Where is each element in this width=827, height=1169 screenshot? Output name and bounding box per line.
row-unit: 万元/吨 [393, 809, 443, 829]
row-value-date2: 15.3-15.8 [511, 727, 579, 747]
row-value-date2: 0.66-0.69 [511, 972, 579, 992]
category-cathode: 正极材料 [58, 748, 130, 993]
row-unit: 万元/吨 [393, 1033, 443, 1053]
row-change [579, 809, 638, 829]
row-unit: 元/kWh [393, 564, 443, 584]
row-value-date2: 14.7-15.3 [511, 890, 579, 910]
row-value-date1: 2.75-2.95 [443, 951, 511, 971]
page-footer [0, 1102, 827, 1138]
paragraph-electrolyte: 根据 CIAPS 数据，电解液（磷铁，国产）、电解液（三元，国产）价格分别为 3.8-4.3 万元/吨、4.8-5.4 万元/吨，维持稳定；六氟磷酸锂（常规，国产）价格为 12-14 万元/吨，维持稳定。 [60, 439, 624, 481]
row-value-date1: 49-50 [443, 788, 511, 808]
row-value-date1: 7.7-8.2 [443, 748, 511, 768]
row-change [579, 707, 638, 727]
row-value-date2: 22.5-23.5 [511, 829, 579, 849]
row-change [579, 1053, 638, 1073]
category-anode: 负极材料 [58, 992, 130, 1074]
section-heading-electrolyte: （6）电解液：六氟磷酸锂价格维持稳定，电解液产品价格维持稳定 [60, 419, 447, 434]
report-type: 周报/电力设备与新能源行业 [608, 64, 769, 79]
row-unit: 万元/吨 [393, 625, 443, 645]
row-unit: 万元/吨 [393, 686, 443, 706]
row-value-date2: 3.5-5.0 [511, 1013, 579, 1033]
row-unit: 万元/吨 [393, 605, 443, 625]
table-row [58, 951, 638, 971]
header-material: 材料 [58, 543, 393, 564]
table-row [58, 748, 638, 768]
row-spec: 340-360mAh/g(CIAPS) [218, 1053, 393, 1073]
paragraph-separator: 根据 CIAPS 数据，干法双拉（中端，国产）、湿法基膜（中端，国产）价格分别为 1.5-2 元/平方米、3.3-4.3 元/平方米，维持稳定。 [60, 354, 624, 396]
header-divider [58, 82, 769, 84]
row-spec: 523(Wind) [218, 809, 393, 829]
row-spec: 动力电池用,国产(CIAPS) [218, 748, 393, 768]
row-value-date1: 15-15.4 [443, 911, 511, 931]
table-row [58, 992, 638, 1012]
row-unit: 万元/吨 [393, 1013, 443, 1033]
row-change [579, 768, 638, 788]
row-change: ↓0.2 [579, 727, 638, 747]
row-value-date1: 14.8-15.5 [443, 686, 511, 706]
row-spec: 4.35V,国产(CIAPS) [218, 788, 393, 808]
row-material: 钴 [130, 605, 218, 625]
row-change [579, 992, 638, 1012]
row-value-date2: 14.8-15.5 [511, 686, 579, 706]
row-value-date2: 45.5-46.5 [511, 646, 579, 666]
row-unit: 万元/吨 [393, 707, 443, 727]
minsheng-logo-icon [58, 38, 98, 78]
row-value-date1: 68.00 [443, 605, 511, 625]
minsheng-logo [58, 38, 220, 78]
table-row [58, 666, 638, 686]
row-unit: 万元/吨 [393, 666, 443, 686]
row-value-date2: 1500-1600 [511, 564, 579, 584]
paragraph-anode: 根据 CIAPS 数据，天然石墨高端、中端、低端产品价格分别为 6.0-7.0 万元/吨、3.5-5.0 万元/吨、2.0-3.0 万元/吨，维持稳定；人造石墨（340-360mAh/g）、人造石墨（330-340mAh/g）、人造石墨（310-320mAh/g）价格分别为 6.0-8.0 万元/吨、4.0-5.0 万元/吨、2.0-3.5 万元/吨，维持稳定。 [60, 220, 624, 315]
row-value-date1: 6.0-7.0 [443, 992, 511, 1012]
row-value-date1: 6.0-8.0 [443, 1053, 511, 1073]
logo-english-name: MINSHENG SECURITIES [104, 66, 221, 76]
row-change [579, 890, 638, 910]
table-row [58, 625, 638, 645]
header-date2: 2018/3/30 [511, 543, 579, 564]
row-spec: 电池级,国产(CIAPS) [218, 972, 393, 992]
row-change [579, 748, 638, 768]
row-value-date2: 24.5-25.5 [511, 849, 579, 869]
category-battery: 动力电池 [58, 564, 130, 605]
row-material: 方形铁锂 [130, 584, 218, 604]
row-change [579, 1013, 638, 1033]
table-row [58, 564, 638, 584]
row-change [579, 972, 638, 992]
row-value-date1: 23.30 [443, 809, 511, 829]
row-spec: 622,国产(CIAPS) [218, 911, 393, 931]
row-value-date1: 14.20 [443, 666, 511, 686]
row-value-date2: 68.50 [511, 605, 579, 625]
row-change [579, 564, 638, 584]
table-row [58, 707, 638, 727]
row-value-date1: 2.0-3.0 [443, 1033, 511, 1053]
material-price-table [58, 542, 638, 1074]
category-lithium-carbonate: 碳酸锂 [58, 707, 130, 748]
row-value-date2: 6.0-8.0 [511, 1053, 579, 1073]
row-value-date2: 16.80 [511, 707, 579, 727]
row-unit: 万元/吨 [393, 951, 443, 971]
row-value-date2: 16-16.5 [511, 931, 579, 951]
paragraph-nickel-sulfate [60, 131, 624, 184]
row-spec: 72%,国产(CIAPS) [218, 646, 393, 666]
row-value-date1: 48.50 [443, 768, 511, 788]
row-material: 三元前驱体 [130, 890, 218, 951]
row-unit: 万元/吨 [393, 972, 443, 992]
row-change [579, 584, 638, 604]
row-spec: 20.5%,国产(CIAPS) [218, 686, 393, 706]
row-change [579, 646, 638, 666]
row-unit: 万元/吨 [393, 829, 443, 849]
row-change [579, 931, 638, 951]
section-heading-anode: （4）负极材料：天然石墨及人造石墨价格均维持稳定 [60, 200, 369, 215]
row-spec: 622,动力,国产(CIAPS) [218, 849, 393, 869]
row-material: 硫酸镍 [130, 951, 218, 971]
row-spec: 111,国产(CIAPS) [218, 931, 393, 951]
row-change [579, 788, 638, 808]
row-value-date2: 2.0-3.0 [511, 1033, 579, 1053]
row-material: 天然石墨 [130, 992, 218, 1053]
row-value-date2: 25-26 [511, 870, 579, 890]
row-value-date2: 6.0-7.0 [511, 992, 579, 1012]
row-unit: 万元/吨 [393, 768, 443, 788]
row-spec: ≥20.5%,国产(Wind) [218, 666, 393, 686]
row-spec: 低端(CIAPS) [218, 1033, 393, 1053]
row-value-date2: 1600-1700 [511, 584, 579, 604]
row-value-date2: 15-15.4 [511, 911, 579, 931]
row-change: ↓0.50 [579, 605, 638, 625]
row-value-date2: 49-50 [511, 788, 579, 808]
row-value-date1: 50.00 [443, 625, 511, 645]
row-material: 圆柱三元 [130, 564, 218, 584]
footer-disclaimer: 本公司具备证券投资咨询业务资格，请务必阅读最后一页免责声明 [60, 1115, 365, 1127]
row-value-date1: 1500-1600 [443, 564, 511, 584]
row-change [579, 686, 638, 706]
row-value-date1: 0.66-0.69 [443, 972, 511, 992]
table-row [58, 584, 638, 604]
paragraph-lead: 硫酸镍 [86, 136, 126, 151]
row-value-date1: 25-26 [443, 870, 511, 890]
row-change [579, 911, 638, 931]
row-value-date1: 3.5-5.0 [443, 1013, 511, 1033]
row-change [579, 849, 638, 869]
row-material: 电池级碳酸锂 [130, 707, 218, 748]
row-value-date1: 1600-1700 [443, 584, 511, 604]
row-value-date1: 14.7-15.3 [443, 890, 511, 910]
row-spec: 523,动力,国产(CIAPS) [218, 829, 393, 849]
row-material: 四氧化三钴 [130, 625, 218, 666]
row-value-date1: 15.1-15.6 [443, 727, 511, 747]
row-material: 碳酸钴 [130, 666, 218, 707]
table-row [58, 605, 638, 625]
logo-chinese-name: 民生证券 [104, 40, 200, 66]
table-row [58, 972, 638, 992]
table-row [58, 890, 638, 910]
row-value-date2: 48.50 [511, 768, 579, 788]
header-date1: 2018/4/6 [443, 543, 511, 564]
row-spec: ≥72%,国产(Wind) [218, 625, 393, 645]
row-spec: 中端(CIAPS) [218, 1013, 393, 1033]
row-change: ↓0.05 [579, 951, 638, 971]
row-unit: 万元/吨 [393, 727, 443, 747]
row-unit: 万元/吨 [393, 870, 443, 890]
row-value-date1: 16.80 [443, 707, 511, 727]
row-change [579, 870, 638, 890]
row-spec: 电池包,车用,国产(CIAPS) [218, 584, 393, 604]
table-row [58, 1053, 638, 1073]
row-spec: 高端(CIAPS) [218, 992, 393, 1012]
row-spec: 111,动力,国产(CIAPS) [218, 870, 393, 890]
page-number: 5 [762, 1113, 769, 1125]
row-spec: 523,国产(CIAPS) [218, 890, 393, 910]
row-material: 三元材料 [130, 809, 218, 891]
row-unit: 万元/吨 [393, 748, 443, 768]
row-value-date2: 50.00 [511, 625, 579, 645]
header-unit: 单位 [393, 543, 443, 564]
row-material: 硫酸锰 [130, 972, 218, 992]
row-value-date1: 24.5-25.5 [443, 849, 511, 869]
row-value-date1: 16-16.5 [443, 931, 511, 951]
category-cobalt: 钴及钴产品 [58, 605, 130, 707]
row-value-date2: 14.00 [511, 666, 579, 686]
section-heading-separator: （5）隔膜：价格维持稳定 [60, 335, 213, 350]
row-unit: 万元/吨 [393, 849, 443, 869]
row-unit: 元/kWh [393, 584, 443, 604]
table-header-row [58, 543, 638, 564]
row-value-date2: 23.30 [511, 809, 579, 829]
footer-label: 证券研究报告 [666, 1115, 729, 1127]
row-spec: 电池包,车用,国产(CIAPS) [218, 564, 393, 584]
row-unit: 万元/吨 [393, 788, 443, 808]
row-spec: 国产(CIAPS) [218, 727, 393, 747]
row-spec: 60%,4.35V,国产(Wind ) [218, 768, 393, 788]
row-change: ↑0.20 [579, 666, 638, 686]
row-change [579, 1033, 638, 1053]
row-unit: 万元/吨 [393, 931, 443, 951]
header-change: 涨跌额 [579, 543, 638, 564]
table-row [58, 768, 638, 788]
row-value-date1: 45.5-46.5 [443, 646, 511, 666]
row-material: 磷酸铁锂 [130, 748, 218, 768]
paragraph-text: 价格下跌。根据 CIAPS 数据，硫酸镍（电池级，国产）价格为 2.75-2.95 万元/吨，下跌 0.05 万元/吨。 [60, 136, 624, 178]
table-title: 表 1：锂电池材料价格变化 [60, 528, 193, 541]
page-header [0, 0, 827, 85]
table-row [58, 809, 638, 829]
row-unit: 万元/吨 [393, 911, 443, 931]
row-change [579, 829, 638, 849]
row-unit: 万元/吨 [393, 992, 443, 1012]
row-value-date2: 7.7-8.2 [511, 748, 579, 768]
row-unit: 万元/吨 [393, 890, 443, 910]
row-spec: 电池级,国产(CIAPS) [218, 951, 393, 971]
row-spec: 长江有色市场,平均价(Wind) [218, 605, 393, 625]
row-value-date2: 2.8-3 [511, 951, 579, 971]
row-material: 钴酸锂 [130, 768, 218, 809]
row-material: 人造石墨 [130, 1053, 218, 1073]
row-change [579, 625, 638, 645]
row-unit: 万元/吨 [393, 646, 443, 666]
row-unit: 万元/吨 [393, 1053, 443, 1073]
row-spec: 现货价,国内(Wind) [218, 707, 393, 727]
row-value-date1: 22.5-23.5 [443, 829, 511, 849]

--------------------------------------------------

* [SHORT TASK] Convert the records, from the first line through the line containing "row-spec: 523(Wind) [218, 809, 393, 829]", into a JSON list of strings with one string per line and blank lines omitted.

* [EXERCISE SOLUTION]
[
  "Where is each element in this width=827, height=1169 screenshot? Output name and bounding box per line.",
  "row-unit: 万元/吨 [393, 809, 443, 829]",
  "row-value-date2: 15.3-15.8 [511, 727, 579, 747]",
  "row-value-date2: 0.66-0.69 [511, 972, 579, 992]",
  "category-cathode: 正极材料 [58, 748, 130, 993]",
  "row-unit: 万元/吨 [393, 1033, 443, 1053]",
  "row-change [579, 809, 638, 829]",
  "row-unit: 元/kWh [393, 564, 443, 584]",
  "row-value-date2: 14.7-15.3 [511, 890, 579, 910]",
  "row-value-date1: 2.75-2.95 [443, 951, 511, 971]",
  "page-footer [0, 1102, 827, 1138]",
  "paragraph-electrolyte: 根据 CIAPS 数据，电解液（磷铁，国产）、电解液（三元，国产）价格分别为 3.8-4.3 万元/吨、4.8-5.4 万元/吨，维持稳定；六氟磷酸锂（常规，国产）价格为 12-14 万元/吨，维持稳定。 [60, 439, 624, 481]",
  "row-value-date1: 49-50 [443, 788, 511, 808]",
  "row-value-date1: 7.7-8.2 [443, 748, 511, 768]",
  "row-change [579, 707, 638, 727]",
  "row-value-date2: 22.5-23.5 [511, 829, 579, 849]",
  "row-change [579, 1053, 638, 1073]",
  "category-anode: 负极材料 [58, 992, 130, 1074]",
  "section-heading-electrolyte: （6）电解液：六氟磷酸锂价格维持稳定，电解液产品价格维持稳定 [60, 419, 447, 434]",
  "report-type: 周报/电力设备与新能源行业 [608, 64, 769, 79]",
  "row-unit: 万元/吨 [393, 625, 443, 645]",
  "row-unit: 万元/吨 [393, 686, 443, 706]",
  "row-value-date2: 3.5-5.0 [511, 1013, 579, 1033]",
  "row-unit: 万元/吨 [393, 605, 443, 625]",
  "table-row [58, 951, 638, 971]",
  "header-material: 材料 [58, 543, 393, 564]",
  "table-row [58, 748, 638, 768]",
  "row-spec: 340-360mAh/g(CIAPS) [218, 1053, 393, 1073]",
  "paragraph-separator: 根据 CIAPS 数据，干法双拉（中端，国产）、湿法基膜（中端，国产）价格分别为 1.5-2 元/平方米、3.3-4.3 元/平方米，维持稳定。 [60, 354, 624, 396]",
  "header-divider [58, 82, 769, 84]",
  "row-spec: 523(Wind) [218, 809, 393, 829]"
]